> _DATA TO PROCESS_

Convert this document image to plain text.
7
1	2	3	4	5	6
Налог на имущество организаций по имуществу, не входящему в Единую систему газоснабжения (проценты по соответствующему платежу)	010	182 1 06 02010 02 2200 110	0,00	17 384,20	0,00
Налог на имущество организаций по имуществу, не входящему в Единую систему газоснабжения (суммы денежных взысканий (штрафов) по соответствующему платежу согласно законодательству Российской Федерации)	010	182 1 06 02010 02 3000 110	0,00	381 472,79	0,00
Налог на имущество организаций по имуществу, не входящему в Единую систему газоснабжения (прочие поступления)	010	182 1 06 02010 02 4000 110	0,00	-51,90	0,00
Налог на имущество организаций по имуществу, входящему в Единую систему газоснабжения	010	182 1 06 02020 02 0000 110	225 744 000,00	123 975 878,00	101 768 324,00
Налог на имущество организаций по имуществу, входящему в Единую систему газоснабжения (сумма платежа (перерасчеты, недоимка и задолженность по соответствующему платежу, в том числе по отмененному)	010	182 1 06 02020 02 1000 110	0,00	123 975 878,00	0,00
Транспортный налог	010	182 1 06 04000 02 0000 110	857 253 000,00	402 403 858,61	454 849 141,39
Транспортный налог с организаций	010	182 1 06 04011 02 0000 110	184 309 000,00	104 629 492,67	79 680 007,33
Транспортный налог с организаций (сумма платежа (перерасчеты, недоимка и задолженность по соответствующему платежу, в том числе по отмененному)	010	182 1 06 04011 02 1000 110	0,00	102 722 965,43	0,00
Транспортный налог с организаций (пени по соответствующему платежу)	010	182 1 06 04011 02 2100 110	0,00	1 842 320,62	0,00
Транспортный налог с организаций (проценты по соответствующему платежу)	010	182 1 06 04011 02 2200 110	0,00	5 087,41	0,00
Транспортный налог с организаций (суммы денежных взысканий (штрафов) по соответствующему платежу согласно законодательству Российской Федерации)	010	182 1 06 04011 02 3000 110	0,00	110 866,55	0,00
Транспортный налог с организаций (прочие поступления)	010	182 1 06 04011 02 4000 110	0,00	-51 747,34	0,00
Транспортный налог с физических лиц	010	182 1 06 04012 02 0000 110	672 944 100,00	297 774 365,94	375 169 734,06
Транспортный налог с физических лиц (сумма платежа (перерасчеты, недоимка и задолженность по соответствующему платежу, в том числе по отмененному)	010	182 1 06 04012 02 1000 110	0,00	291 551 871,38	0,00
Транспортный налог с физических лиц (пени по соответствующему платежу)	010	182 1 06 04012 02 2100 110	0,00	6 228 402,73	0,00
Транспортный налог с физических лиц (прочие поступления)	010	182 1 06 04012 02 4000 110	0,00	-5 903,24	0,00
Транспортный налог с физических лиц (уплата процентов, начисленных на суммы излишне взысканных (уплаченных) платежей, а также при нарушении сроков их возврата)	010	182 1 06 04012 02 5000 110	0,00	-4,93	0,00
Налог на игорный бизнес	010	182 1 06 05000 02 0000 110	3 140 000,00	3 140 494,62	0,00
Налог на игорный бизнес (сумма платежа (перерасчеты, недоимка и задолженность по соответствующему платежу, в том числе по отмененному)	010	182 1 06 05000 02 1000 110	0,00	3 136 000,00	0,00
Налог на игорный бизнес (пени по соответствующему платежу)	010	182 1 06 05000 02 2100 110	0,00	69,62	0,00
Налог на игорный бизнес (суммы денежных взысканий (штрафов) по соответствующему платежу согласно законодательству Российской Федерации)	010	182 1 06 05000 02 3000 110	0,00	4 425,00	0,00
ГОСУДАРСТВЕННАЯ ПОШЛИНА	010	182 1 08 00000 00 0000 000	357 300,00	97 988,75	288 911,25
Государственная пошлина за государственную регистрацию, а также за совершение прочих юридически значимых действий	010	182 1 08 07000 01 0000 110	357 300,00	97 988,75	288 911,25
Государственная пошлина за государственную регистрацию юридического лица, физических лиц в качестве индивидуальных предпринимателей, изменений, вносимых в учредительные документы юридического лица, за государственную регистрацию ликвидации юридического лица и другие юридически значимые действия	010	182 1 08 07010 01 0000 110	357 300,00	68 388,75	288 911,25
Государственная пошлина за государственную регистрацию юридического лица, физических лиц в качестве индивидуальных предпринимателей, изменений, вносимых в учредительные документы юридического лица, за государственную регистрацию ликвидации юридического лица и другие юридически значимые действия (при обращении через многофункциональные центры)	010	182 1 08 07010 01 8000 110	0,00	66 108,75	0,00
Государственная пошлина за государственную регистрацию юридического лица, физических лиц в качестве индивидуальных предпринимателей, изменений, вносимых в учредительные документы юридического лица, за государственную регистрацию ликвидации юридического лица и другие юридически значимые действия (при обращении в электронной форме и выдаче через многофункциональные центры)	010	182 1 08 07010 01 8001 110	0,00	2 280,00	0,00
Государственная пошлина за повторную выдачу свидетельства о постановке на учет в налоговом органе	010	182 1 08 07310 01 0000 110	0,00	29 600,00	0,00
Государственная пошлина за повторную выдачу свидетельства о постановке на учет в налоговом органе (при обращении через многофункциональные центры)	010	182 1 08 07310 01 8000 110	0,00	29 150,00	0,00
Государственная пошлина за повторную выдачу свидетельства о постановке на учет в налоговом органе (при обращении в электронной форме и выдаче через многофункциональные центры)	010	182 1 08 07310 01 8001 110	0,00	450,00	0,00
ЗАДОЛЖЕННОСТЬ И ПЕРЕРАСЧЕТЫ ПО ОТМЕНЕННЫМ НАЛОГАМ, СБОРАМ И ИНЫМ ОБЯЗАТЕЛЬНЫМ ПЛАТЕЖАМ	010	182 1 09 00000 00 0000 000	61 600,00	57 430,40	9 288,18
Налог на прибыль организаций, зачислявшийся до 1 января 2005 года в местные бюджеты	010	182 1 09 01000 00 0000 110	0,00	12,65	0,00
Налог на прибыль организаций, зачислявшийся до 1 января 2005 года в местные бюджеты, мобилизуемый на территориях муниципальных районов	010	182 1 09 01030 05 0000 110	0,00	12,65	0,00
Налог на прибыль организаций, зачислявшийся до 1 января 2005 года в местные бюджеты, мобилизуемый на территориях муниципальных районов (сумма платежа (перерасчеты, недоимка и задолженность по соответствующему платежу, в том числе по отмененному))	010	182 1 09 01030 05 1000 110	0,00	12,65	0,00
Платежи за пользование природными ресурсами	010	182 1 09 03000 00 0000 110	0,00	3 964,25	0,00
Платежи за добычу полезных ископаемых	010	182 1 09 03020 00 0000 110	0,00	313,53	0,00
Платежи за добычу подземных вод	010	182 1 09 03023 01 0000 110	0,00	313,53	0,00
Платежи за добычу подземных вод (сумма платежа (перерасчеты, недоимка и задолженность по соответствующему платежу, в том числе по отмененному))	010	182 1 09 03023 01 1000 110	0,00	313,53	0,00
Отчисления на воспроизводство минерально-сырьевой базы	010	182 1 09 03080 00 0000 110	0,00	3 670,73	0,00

> _STATED GOAL_
Set all of the entries down again, exactly as they were given.

> _ANSWER TO THE TASK_
Convert this document image to plain text.
7
1	2	3	4	5	6
Налог на имущество организаций по имуществу, не входящему в Единую систему газоснабжения (проценты по соответствующему платежу)	010	182 1 06 02010 02 2200 110	0,00	17 384,20	0,00
Налог на имущество организаций по имуществу, не входящему в Единую систему газоснабжения (суммы денежных взысканий (штрафов) по соответствующему платежу согласно законодательству Российской Федерации)	010	182 1 06 02010 02 3000 110	0,00	381 472,79	0,00
Налог на имущество организаций по имуществу, не входящему в Единую систему газоснабжения (прочие поступления)	010	182 1 06 02010 02 4000 110	0,00	-51,90	0,00
Налог на имущество организаций по имуществу, входящему в Единую систему газоснабжения	010	182 1 06 02020 02 0000 110	225 744 000,00	123 975 878,00	101 768 324,00
Налог на имущество организаций по имуществу, входящему в Единую систему газоснабжения (сумма платежа (перерасчеты, недоимка и задолженность по соответствующему платежу, в том числе по отмененному)	010	182 1 06 02020 02 1000 110	0,00	123 975 878,00	0,00
Транспортный налог	010	182 1 06 04000 02 0000 110	857 253 000,00	402 403 858,61	454 849 141,39
Транспортный налог с организаций	010	182 1 06 04011 02 0000 110	184 309 000,00	104 629 492,67	79 680 007,33
Транспортный налог с организаций (сумма платежа (перерасчеты, недоимка и задолженность по соответствующему платежу, в том числе по отмененному)	010	182 1 06 04011 02 1000 110	0,00	102 722 965,43	0,00
Транспортный налог с организаций (пени по соответствующему платежу)	010	182 1 06 04011 02 2100 110	0,00	1 842 320,62	0,00
Транспортный налог с организаций (проценты по соответствующему платежу)	010	182 1 06 04011 02 2200 110	0,00	5 087,41	0,00
Транспортный налог с организаций (суммы денежных взысканий (штрафов) по соответствующему платежу согласно законодательству Российской Федерации)	010	182 1 06 04011 02 3000 110	0,00	110 866,55	0,00
Транспортный налог с организаций (прочие поступления)	010	182 1 06 04011 02 4000 110	0,00	-51 747,34	0,00
Транспортный налог с физических лиц	010	182 1 06 04012 02 0000 110	672 944 100,00	297 774 365,94	375 169 734,06
Транспортный налог с физических лиц (сумма платежа (перерасчеты, недоимка и задолженность по соответствующему платежу, в том числе по отмененному)	010	182 1 06 04012 02 1000 110	0,00	291 551 871,38	0,00
Транспортный налог с физических лиц (пени по соответствующему платежу)	010	182 1 06 04012 02 2100 110	0,00	6 228 402,73	0,00
Транспортный налог с физических лиц (прочие поступления)	010	182 1 06 04012 02 4000 110	0,00	-5 903,24	0,00
Транспортный налог с физических лиц (уплата процентов, начисленных на суммы излишне взысканных (уплаченных) платежей, а также при нарушении сроков их возврата)	010	182 1 06 04012 02 5000 110	0,00	-4,93	0,00
Налог на игорный бизнес	010	182 1 06 05000 02 0000 110	3 140 000,00	3 140 494,62	0,00
Налог на игорный бизнес (сумма платежа (перерасчеты, недоимка и задолженность по соответствующему платежу, в том числе по отмененному)	010	182 1 06 05000 02 1000 110	0,00	3 136 000,00	0,00
Налог на игорный бизнес (пени по соответствующему платежу)	010	182 1 06 05000 02 2100 110	0,00	69,62	0,00
Налог на игорный бизнес (суммы денежных взысканий (штрафов) по соответствующему платежу согласно законодательству Российской Федерации)	010	182 1 06 05000 02 3000 110	0,00	4 425,00	0,00
ГОСУДАРСТВЕННАЯ ПОШЛИНА	010	182 1 08 00000 00 0000 000	357 300,00	97 988,75	288 911,25
Государственная пошлина за государственную регистрацию, а также за совершение прочих юридически значимых действий	010	182 1 08 07000 01 0000 110	357 300,00	97 988,75	288 911,25
Государственная пошлина за государственную регистрацию юридического лица, физических лиц в качестве индивидуальных предпринимателей, изменений, вносимых в учредительные документы юридического лица, за государственную регистрацию ликвидации юридического лица и другие юридически значимые действия	010	182 1 08 07010 01 0000 110	357 300,00	68 388,75	288 911,25
Государственная пошлина за государственную регистрацию юридического лица, физических лиц в качестве индивидуальных предпринимателей, изменений, вносимых в учредительные документы юридического лица, за государственную регистрацию ликвидации юридического лица и другие юридически значимые действия (при обращении через многофункциональные центры)	010	182 1 08 07010 01 8000 110	0,00	66 108,75	0,00
Государственная пошлина за государственную регистрацию юридического лица, физических лиц в качестве индивидуальных предпринимателей, изменений, вносимых в учредительные документы юридического лица, за государственную регистрацию ликвидации юридического лица и другие юридически значимые действия (при обращении в электронной форме и выдаче через многофункциональные центры)	010	182 1 08 07010 01 8001 110	0,00	2 280,00	0,00
Государственная пошлина за повторную выдачу свидетельства о постановке на учет в налоговом органе	010	182 1 08 07310 01 0000 110	0,00	29 600,00	0,00
Государственная пошлина за повторную выдачу свидетельства о постановке на учет в налоговом органе (при обращении через многофункциональные центры)	010	182 1 08 07310 01 8000 110	0,00	29 150,00	0,00
Государственная пошлина за повторную выдачу свидетельства о постановке на учет в налоговом органе (при обращении в электронной форме и выдаче через многофункциональные центры)	010	182 1 08 07310 01 8001 110	0,00	450,00	0,00
ЗАДОЛЖЕННОСТЬ И ПЕРЕРАСЧЕТЫ ПО ОТМЕНЕННЫМ НАЛОГАМ, СБОРАМ И ИНЫМ ОБЯЗАТЕЛЬНЫМ ПЛАТЕЖАМ	010	182 1 09 00000 00 0000 000	61 600,00	57 430,40	9 288,18
Налог на прибыль организаций, зачислявшийся до 1 января 2005 года в местные бюджеты	010	182 1 09 01000 00 0000 110	0,00	12,65	0,00
Налог на прибыль организаций, зачислявшийся до 1 января 2005 года в местные бюджеты, мобилизуемый на территориях муниципальных районов	010	182 1 09 01030 05 0000 110	0,00	12,65	0,00
Налог на прибыль организаций, зачислявшийся до 1 января 2005 года в местные бюджеты, мобилизуемый на территориях муниципальных районов (сумма платежа (перерасчеты, недоимка и задолженность по соответствующему платежу, в том числе по отмененному))	010	182 1 09 01030 05 1000 110	0,00	12,65	0,00
Платежи за пользование природными ресурсами	010	182 1 09 03000 00 0000 110	0,00	3 964,25	0,00
Платежи за добычу полезных ископаемых	010	182 1 09 03020 00 0000 110	0,00	313,53	0,00
Платежи за добычу подземных вод	010	182 1 09 03023 01 0000 110	0,00	313,53	0,00
Платежи за добычу подземных вод (сумма платежа (перерасчеты, недоимка и задолженность по соответствующему платежу, в том числе по отмененному))	010	182 1 09 03023 01 1000 110	0,00	313,53	0,00
Отчисления на воспроизводство минерально-сырьевой базы	010	182 1 09 03080 00 0000 110	0,00	3 670,73	0,00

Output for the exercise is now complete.